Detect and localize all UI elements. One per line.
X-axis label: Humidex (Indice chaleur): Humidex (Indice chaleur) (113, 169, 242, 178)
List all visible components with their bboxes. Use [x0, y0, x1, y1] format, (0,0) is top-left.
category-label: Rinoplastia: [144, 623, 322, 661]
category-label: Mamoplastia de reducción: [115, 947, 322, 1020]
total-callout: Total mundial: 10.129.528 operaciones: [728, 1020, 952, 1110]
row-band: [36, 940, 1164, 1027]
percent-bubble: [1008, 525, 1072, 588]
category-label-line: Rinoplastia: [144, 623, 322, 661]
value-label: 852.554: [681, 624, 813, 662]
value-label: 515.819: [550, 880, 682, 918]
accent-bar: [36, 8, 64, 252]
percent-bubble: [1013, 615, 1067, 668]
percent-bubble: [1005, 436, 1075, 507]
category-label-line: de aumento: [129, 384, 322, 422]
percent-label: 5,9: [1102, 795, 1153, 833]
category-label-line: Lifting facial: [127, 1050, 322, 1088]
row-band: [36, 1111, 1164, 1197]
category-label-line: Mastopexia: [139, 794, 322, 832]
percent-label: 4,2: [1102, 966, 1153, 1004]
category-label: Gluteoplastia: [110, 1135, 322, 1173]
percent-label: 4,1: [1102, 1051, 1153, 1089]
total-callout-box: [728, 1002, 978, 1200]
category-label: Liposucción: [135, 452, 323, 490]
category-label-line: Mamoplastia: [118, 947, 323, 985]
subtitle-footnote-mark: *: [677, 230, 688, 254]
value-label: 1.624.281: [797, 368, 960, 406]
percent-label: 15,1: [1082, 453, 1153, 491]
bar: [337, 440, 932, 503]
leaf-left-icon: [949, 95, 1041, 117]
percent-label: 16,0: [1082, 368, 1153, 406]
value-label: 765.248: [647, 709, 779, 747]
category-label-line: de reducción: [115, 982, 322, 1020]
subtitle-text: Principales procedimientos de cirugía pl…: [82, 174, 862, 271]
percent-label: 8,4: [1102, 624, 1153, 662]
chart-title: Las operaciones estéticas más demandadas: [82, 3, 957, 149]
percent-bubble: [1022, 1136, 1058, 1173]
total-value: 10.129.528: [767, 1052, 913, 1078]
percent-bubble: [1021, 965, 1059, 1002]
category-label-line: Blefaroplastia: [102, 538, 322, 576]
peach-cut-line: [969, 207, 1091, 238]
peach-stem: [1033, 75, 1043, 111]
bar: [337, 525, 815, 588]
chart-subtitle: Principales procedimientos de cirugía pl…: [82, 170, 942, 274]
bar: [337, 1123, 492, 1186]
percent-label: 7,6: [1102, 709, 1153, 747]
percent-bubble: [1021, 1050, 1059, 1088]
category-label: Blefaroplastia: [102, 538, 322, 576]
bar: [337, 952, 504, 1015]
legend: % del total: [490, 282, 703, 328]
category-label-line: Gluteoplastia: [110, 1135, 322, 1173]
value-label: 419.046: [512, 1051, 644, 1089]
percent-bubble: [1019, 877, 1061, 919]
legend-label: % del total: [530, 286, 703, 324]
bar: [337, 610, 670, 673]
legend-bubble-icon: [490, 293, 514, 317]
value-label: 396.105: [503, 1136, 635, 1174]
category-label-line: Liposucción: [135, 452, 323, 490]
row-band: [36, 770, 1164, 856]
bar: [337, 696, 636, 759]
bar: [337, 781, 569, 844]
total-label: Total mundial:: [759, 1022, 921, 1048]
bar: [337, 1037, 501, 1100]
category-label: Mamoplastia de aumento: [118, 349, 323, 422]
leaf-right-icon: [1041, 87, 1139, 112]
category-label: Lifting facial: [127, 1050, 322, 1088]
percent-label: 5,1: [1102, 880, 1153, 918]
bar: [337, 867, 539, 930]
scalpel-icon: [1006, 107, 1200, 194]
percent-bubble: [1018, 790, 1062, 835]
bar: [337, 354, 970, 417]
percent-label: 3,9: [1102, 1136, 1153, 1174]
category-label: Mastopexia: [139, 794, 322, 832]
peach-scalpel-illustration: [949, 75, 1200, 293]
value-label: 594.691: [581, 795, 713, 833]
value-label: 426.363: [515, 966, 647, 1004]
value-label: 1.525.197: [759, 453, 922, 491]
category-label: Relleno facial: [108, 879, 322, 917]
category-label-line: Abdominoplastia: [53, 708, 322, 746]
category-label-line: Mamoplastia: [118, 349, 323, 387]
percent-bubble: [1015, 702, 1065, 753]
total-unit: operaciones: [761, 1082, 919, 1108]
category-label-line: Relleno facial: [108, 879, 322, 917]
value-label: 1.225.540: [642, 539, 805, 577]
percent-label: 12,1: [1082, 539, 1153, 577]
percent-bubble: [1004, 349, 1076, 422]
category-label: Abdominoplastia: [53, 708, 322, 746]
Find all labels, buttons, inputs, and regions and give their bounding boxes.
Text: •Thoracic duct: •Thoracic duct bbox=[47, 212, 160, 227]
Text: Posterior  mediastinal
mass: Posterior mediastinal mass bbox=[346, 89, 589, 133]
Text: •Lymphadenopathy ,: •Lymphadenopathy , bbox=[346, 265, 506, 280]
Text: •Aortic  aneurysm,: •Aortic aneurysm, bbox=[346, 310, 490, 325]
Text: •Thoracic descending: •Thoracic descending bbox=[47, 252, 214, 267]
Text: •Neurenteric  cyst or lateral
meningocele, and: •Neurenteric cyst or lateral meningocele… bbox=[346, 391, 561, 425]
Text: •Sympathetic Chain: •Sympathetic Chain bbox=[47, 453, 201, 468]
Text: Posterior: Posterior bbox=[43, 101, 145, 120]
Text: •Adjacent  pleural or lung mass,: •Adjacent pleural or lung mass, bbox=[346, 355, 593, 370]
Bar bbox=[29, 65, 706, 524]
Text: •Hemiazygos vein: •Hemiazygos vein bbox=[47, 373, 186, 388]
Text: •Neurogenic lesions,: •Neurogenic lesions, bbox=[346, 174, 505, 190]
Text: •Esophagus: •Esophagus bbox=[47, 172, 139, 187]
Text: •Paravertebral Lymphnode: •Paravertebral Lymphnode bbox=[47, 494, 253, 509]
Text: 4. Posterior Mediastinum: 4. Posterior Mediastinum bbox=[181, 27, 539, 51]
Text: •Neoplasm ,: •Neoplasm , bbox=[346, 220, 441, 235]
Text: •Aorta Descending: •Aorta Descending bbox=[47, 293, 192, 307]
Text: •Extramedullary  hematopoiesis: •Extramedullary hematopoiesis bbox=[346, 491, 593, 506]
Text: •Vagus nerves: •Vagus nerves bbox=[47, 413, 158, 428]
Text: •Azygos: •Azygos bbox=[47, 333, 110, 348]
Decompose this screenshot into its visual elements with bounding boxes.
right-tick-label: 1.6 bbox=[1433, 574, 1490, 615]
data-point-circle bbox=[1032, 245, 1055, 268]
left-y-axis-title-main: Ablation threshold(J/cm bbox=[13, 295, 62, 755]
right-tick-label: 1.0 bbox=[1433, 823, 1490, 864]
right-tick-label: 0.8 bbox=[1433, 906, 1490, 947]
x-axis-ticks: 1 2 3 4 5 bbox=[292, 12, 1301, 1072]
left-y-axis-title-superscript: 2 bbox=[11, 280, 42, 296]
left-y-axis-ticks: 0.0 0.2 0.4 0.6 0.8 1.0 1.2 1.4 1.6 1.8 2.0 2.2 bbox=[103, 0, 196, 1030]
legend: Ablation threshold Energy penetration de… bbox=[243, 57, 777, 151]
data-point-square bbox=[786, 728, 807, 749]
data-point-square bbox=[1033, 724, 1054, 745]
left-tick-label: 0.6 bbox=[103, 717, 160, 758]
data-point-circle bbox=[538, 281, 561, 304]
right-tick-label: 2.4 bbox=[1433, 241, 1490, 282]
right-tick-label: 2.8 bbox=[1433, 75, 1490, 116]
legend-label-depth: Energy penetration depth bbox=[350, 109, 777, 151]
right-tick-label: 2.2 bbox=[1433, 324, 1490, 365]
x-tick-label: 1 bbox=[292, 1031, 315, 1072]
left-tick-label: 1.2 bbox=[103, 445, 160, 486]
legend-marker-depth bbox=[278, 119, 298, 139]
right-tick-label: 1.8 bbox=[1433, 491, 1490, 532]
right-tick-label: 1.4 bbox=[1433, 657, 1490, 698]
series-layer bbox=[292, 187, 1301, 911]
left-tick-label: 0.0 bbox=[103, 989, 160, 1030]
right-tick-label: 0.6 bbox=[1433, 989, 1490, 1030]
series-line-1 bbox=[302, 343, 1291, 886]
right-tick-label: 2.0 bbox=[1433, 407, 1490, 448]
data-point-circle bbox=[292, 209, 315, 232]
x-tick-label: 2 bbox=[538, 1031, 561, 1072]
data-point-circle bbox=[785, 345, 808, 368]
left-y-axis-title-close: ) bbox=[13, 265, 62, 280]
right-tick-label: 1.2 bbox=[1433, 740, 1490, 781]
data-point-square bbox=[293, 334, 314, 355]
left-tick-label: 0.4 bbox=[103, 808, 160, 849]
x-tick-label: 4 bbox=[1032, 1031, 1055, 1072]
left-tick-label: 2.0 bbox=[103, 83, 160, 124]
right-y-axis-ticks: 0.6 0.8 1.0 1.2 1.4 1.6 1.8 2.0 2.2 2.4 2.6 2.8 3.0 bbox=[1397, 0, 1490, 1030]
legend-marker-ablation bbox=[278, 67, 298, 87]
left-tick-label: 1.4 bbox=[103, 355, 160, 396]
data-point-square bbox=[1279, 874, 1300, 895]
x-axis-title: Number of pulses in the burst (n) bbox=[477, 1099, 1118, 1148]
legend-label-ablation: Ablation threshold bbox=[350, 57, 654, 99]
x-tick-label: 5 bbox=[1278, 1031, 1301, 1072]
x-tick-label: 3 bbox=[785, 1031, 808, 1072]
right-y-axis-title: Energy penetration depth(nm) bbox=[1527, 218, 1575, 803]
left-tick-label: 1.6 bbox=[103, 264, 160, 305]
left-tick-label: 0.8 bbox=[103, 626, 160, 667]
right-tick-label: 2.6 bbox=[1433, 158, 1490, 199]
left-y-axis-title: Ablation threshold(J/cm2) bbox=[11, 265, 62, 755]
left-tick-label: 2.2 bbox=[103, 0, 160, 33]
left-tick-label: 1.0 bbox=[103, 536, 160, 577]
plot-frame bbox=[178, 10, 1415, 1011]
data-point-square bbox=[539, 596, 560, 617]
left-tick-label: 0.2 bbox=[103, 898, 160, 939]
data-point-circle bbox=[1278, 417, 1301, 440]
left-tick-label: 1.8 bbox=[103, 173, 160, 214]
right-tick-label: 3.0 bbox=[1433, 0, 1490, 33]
________________________
What is asked>
Rewrite the data from the first line through the line with "category-label-line: Rinoplastia: [144, 623, 322, 661]", putting "percent-circle" in place of "percent-bubble" and keeping everything else the same. Give back only those lines.

Right answer>
Detect and localize all UI elements. One per line.
X-axis label: Humidex (Indice chaleur): Humidex (Indice chaleur) (113, 169, 242, 178)
List all visible components with their bboxes. Use [x0, y0, x1, y1] format, (0,0) is top-left.
category-label: Rinoplastia: [144, 623, 322, 661]
category-label: Mamoplastia de reducción: [115, 947, 322, 1020]
total-callout: Total mundial: 10.129.528 operaciones: [728, 1020, 952, 1110]
row-band: [36, 940, 1164, 1027]
percent-circle: [1008, 525, 1072, 588]
category-label-line: Rinoplastia: [144, 623, 322, 661]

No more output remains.